**本文:**
■中国の同性愛嫌悪

「25歳になったとき、両親から結婚への圧力が強くなり始めた」と語るシャオションさんは2012年、10歳年上の高校の数学教師と協力結婚をした。その男性のおおらかな態度は彼女に安心感を与えたという。

 だが、白いドレスに黒い巻き髪という装いの自分の結婚写真には今でもぞっとすると話し、その時の動画を見ると「吐きたくなる」と説明した。

 結婚式から数週間以内に、シャオションさんの8年越しのパートナーのシャオツィンさんも、別の男性同性愛者と協力結婚した。

 シャオションさんとシャオツィンさんは、お互いの家族が2人の本当の関係を知っている可能性はあるが、それでも誰も明白な事実を認めたがらないと話す。

 だがシャオションさんは、協力結婚に興味を示す人たちに対し、その後に起こり得る数多くの問題に向けて心の準備をしておくよう忠告する。「ほとんど何も知らない相手と結婚を急ぐ人がいる。でも本当の結婚と同じように、住む場所や子どもを持つかどうかなどの大事なことで合意できる相手、お互いを本当に思いやれる相手との間でしか、(協力結婚も)うまくいかない」

**課題の目的:**
本文によると、シャオションさんが2012年に協力結婚をした相手はどのような人物ですか。 この一覧は本文とは関係のない内容です。

[データセットからの抜粋]

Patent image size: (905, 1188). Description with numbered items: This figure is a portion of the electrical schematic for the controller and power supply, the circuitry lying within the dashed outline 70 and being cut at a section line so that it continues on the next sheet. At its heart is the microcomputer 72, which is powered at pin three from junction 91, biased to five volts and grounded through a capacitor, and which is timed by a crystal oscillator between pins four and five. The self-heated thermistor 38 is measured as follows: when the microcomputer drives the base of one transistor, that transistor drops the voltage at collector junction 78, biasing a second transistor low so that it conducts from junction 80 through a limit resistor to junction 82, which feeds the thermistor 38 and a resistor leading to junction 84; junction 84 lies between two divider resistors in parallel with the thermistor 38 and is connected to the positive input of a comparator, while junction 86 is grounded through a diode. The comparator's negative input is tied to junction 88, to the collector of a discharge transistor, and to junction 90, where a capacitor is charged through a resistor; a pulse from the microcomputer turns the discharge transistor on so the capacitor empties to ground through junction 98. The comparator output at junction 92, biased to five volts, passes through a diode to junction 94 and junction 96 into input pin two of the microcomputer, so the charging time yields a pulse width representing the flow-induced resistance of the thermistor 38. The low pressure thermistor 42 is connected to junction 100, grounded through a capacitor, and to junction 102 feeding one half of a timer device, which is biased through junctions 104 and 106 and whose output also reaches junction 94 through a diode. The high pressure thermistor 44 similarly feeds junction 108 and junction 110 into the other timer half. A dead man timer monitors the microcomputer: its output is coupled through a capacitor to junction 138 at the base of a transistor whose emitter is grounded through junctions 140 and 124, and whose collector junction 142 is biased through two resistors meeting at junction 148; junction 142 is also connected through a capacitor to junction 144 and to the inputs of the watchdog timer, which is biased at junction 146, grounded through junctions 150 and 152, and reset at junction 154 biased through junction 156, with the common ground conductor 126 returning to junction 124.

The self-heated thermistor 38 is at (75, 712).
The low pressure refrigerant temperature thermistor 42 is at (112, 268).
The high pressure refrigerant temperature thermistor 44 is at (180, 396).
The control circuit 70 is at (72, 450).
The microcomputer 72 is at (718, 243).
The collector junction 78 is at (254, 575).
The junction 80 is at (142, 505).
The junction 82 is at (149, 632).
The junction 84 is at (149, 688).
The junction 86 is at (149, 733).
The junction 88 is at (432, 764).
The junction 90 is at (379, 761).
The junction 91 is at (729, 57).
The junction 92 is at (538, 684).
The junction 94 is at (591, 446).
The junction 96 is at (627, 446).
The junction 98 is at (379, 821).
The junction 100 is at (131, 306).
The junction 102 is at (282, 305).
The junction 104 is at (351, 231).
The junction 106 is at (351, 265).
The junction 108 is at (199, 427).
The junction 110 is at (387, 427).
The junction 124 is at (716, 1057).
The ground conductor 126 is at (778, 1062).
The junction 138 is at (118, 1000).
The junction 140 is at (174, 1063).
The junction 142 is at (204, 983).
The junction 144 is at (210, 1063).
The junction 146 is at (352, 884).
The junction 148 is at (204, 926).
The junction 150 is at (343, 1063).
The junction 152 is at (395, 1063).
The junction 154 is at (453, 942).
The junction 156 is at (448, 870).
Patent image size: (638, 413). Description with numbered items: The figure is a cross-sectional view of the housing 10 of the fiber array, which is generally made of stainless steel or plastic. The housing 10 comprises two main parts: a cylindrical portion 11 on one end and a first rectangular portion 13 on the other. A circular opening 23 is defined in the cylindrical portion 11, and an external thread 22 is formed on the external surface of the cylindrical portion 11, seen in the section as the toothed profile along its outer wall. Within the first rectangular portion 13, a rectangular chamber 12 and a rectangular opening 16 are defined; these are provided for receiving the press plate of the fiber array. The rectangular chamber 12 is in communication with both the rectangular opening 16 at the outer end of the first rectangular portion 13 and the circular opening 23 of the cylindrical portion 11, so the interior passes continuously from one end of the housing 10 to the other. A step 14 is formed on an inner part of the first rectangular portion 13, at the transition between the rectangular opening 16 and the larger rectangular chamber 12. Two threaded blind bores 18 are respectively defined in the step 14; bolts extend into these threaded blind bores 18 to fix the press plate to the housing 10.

**以下の出力:**
10歳年上の高校の数学教師の男性です。